* **Do this**: Collect every line of the records below that contains the word "methods".

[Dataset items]
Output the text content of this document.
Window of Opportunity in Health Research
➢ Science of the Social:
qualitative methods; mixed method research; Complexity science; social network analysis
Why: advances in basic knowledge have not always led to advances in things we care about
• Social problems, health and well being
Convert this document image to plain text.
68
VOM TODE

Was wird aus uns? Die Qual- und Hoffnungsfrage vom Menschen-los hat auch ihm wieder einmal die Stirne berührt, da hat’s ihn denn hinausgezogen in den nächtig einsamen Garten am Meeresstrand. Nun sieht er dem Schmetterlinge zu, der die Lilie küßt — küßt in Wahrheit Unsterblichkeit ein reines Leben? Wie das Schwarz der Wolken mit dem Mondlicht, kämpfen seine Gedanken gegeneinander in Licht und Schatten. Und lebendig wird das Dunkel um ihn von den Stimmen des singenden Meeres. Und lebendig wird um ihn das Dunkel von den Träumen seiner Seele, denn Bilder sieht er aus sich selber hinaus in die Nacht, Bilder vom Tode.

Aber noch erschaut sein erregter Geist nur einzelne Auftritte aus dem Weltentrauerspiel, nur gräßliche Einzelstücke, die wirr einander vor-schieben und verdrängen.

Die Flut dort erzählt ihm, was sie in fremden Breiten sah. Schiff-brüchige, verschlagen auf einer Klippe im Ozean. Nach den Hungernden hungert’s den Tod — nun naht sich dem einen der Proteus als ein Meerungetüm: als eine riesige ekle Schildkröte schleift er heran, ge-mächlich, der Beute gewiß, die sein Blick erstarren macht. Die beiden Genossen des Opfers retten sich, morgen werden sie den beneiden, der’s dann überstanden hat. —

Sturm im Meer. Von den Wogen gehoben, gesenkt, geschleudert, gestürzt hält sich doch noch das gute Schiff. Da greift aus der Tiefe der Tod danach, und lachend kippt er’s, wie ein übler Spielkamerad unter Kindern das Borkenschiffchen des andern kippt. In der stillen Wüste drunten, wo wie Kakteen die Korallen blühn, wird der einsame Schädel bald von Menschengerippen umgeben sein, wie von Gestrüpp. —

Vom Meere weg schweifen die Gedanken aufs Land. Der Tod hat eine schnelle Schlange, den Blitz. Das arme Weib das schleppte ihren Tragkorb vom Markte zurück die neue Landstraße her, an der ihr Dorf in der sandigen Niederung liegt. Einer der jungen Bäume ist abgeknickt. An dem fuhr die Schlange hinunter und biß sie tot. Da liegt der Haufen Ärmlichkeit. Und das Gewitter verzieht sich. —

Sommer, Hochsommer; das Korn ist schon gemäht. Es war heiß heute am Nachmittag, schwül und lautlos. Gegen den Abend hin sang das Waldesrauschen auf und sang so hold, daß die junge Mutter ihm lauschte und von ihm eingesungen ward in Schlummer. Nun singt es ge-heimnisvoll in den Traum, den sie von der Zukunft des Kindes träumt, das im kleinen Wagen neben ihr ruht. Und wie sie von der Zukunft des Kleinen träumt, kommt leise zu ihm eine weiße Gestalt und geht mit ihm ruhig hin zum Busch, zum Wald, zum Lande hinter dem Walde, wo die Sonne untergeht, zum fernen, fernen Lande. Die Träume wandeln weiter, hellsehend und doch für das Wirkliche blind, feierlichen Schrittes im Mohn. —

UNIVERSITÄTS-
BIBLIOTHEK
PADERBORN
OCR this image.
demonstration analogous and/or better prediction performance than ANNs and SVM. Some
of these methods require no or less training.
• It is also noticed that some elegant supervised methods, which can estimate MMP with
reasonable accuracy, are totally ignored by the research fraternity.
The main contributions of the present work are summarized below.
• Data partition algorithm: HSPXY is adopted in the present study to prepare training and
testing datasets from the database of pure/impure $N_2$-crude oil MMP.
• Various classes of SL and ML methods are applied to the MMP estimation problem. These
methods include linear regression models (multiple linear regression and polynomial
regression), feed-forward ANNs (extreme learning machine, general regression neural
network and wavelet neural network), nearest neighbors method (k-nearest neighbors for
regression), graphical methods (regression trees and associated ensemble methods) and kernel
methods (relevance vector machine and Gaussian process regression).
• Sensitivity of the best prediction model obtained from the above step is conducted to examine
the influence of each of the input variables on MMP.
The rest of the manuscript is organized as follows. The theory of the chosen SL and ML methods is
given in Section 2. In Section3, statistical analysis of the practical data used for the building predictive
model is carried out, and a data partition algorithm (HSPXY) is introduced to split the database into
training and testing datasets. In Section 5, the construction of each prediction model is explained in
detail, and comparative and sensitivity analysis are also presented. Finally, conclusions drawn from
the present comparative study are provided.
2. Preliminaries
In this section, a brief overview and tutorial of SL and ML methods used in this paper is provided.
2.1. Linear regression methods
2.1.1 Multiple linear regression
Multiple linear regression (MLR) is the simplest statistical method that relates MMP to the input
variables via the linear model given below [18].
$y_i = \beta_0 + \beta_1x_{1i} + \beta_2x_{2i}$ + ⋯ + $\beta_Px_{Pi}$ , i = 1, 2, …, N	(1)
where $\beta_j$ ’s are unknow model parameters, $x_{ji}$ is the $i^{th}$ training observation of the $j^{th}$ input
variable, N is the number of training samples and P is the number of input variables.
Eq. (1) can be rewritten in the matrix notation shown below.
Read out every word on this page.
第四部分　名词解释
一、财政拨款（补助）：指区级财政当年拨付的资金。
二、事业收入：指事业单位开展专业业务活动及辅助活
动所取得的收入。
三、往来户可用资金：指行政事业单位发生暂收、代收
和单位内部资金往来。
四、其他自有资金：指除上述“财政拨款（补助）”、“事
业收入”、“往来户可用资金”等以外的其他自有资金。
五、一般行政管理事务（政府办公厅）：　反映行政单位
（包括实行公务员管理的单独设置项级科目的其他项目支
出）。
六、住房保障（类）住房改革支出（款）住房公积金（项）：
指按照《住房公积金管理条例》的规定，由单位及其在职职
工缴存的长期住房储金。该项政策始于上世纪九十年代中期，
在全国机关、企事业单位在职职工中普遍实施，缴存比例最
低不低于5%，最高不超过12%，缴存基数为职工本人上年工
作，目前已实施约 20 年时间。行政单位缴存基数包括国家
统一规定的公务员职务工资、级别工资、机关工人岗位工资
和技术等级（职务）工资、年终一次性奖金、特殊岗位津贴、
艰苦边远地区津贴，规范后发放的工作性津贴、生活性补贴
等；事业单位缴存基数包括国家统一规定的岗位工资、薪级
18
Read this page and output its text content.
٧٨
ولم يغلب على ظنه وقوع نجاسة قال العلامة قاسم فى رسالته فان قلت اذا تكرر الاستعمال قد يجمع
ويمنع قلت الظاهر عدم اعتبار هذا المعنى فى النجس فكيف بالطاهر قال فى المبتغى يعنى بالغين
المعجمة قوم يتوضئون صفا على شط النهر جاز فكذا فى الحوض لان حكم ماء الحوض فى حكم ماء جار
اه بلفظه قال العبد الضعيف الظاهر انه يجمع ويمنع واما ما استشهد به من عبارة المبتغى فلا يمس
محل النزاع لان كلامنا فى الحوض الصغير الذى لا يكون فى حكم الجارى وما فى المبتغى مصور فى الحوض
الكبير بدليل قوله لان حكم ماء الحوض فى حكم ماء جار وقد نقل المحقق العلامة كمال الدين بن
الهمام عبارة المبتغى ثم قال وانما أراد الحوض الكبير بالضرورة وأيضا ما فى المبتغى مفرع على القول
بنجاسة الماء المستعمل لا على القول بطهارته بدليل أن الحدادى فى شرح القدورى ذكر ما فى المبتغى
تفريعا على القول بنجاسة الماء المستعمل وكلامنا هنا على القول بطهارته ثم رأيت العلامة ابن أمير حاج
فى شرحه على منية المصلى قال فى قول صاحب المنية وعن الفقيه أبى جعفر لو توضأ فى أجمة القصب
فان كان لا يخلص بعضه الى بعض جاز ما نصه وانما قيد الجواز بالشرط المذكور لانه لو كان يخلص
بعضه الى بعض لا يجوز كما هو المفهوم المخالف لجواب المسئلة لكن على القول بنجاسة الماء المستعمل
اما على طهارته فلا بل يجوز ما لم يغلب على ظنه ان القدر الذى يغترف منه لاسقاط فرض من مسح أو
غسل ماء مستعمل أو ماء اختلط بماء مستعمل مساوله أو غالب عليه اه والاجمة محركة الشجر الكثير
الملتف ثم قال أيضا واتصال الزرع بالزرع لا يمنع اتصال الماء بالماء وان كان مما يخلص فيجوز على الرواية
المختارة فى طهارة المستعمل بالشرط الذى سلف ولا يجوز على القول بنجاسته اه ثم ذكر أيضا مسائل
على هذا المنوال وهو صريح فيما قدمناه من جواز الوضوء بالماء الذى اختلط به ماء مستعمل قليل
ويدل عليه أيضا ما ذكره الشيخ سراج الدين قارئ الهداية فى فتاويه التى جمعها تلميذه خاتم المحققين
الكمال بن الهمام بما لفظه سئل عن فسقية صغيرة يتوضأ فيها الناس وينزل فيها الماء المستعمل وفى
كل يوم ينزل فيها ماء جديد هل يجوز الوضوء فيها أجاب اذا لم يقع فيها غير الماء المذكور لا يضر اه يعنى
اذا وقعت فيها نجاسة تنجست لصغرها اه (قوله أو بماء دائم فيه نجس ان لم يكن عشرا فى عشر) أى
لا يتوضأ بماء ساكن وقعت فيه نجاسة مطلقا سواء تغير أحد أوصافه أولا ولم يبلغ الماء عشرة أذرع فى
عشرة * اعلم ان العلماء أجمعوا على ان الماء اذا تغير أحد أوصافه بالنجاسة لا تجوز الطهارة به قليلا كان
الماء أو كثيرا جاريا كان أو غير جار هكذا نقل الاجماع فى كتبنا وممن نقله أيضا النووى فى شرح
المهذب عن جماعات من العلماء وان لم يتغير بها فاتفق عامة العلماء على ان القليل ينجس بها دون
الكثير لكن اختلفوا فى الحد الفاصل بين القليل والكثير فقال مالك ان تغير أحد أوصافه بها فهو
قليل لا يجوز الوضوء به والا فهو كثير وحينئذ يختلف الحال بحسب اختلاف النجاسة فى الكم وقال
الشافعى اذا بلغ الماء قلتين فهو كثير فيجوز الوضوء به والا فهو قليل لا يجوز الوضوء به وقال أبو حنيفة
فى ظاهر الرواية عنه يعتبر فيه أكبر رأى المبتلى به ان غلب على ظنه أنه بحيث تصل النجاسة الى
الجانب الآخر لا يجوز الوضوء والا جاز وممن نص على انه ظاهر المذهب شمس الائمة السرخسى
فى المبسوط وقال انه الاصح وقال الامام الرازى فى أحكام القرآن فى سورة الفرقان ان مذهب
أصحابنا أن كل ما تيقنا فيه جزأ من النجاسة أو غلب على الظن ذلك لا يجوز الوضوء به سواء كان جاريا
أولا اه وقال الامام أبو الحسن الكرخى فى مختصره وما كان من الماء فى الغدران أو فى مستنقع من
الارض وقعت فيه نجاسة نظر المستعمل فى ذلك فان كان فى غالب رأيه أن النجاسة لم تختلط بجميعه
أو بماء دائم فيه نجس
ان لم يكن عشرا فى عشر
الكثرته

* **Output of the task**:
qualitative methods; mixed method research; Complexity science; social network analysis
of these methods require no or less training.
• It is also noticed that some elegant supervised methods, which can estimate MMP with
• Various classes of SL and ML methods are applied to the MMP estimation problem. These
methods include linear regression models (multiple linear regression and polynomial
regression), graphical methods (regression trees and associated ensemble methods) and kernel
methods (relevance vector machine and Gaussian process regression).
The rest of the manuscript is organized as follows. The theory of the chosen SL and ML methods is
In this section, a brief overview and tutorial of SL and ML methods used in this paper is provided.
2.1. Linear regression methods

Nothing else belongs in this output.